**THE DATA**

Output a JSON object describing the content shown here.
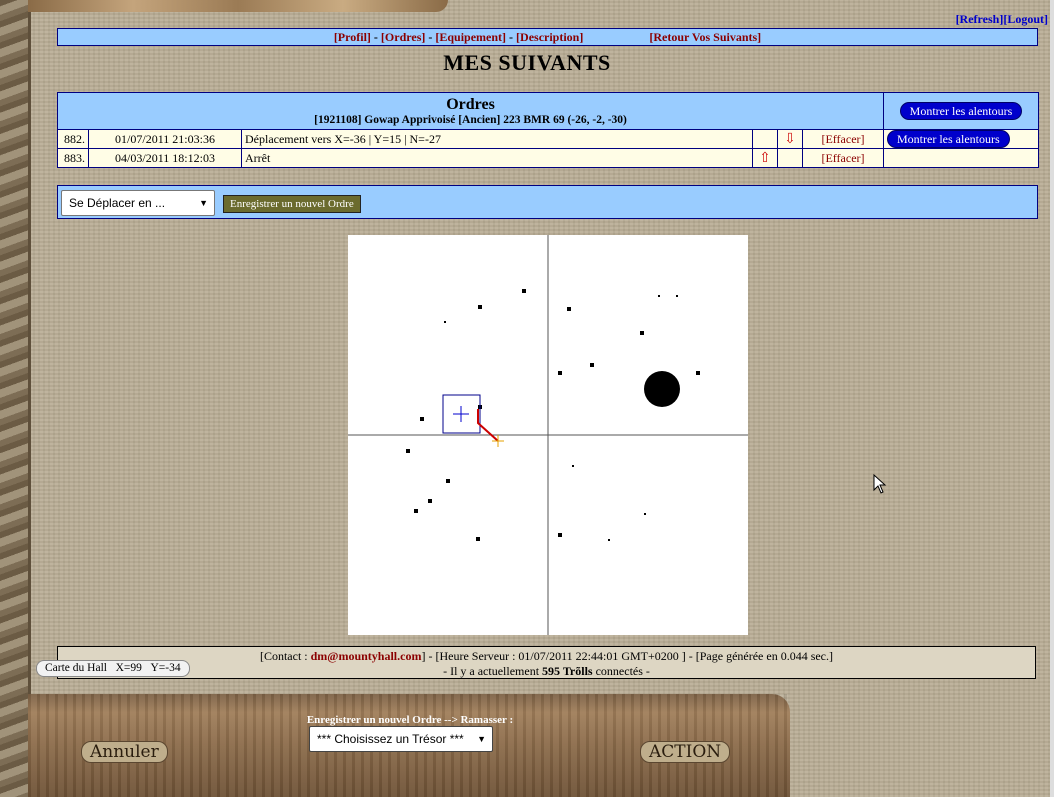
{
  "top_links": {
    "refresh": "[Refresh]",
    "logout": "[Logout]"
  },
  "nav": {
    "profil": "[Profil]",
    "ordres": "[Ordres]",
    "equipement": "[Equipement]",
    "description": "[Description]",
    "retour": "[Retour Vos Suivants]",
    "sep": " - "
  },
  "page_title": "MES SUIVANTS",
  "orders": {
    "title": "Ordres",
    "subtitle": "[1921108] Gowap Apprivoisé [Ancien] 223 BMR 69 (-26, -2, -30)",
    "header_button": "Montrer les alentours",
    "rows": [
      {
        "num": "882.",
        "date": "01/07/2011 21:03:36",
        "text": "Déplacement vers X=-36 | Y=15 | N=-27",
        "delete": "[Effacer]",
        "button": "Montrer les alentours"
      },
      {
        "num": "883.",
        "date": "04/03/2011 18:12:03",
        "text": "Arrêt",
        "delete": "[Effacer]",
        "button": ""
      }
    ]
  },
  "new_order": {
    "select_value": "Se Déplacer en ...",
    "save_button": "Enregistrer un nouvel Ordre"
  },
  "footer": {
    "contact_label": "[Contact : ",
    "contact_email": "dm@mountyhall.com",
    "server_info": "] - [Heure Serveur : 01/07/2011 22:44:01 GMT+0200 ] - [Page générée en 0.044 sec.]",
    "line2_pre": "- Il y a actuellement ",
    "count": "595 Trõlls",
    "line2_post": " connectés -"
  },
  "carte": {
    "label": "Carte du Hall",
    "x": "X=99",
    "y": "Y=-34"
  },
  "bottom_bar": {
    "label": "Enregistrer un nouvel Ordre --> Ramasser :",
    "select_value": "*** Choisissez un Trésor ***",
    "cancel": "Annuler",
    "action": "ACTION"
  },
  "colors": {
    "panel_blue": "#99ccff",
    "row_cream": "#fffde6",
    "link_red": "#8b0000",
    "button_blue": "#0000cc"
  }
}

**EXERCISE**
Only a number is wanted: how many lines contain the word "nouvel"?

**TASK OUTPUT**
2